-- begin GIVEN ENTRIES --
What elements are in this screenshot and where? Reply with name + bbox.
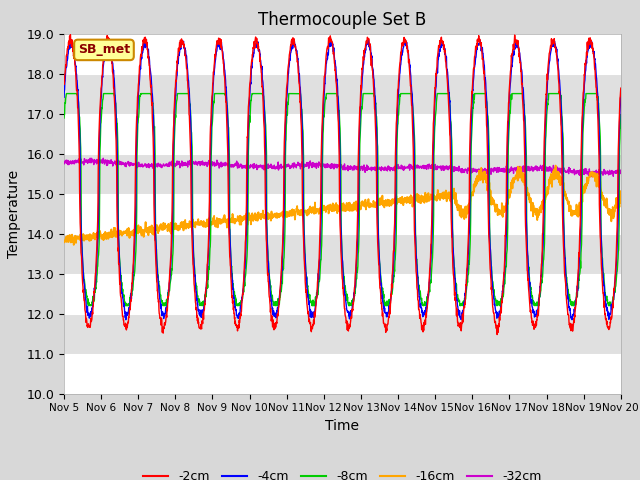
- Bar: [64, 154, 621, 193]
- X-axis label: Time: Time: [325, 419, 360, 433]
- Bar: [64, 114, 621, 154]
- Title: Thermocouple Set B: Thermocouple Set B: [259, 11, 426, 29]
- Y-axis label: Temperature: Temperature: [7, 169, 21, 258]
- Bar: [64, 354, 621, 394]
- Bar: [64, 193, 621, 234]
- Bar: [64, 234, 621, 274]
- Bar: [64, 274, 621, 313]
- Text: SB_met: SB_met: [78, 43, 130, 56]
- Bar: [64, 73, 621, 114]
- Bar: [64, 34, 621, 73]
- Bar: [64, 313, 621, 354]
- Legend: -2cm, -4cm, -8cm, -16cm, -32cm: -2cm, -4cm, -8cm, -16cm, -32cm: [138, 465, 547, 480]
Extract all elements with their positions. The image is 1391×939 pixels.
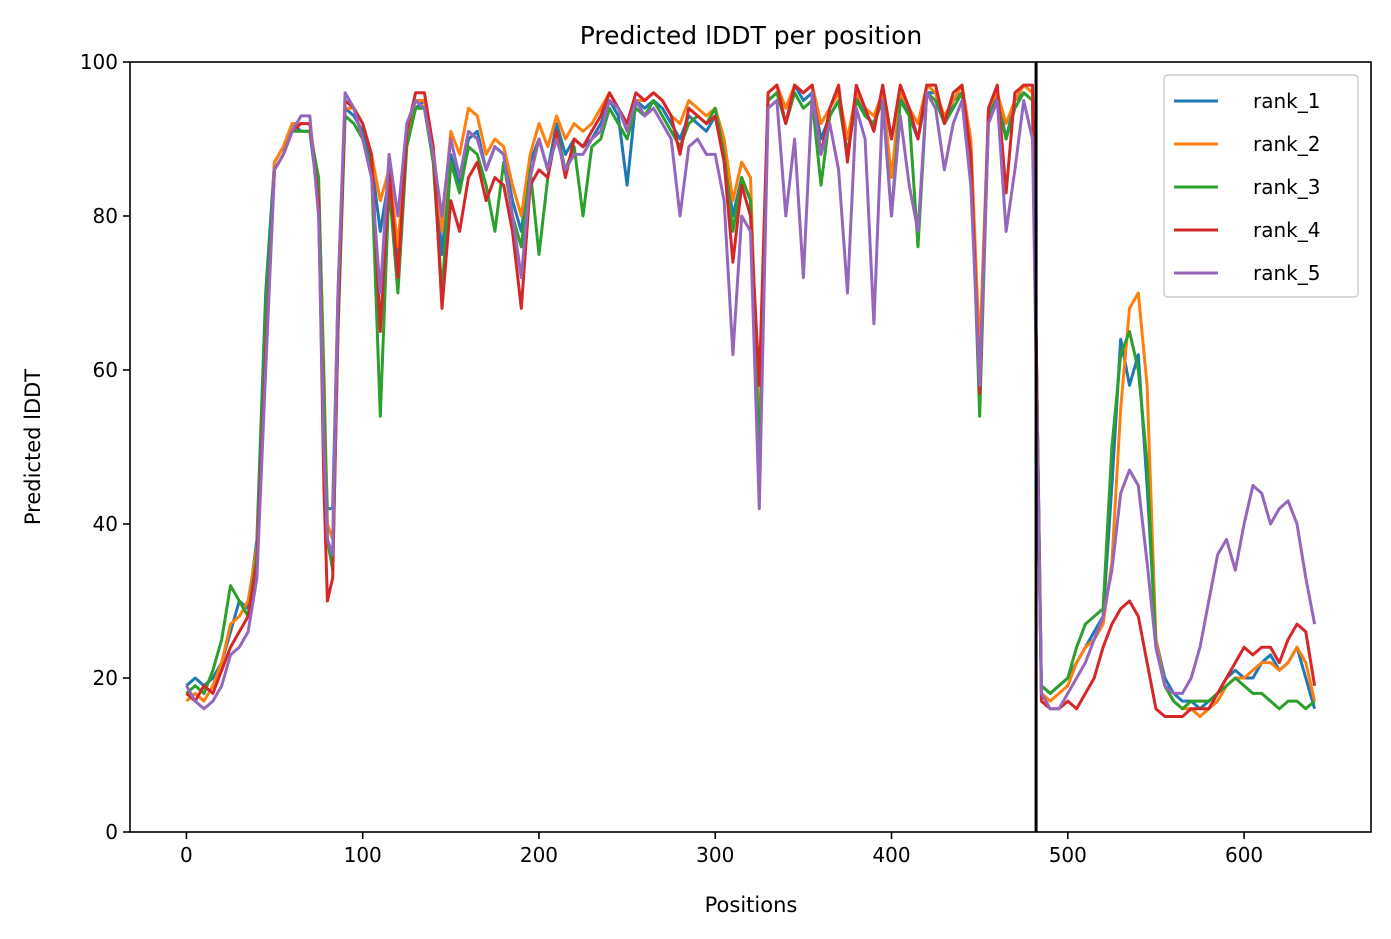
-- end GIVEN ENTRIES --
» TASK TO CARRY OUT
Return every line above word for word, leaving out the pictures.

» SOLUTION FOR THIS EXERCISE
What elements are in this screenshot and where? Reply with name + bbox.
- Bar: [64, 154, 621, 193]
- X-axis label: Time: Time: [325, 419, 360, 433]
- Bar: [64, 114, 621, 154]
- Title: Thermocouple Set B: Thermocouple Set B: [259, 11, 426, 29]
- Y-axis label: Temperature: Temperature: [7, 169, 21, 258]
- Bar: [64, 354, 621, 394]
- Bar: [64, 193, 621, 234]
- Bar: [64, 234, 621, 274]
- Bar: [64, 274, 621, 313]
- Text: SB_met: SB_met: [78, 43, 130, 56]
- Bar: [64, 73, 621, 114]
- Bar: [64, 34, 621, 73]
- Bar: [64, 313, 621, 354]
- Legend: -2cm, -4cm, -8cm, -16cm, -32cm: -2cm, -4cm, -8cm, -16cm, -32cm: [138, 465, 547, 480]
Extract all elements with their positions. The image is 1391×939 pixels.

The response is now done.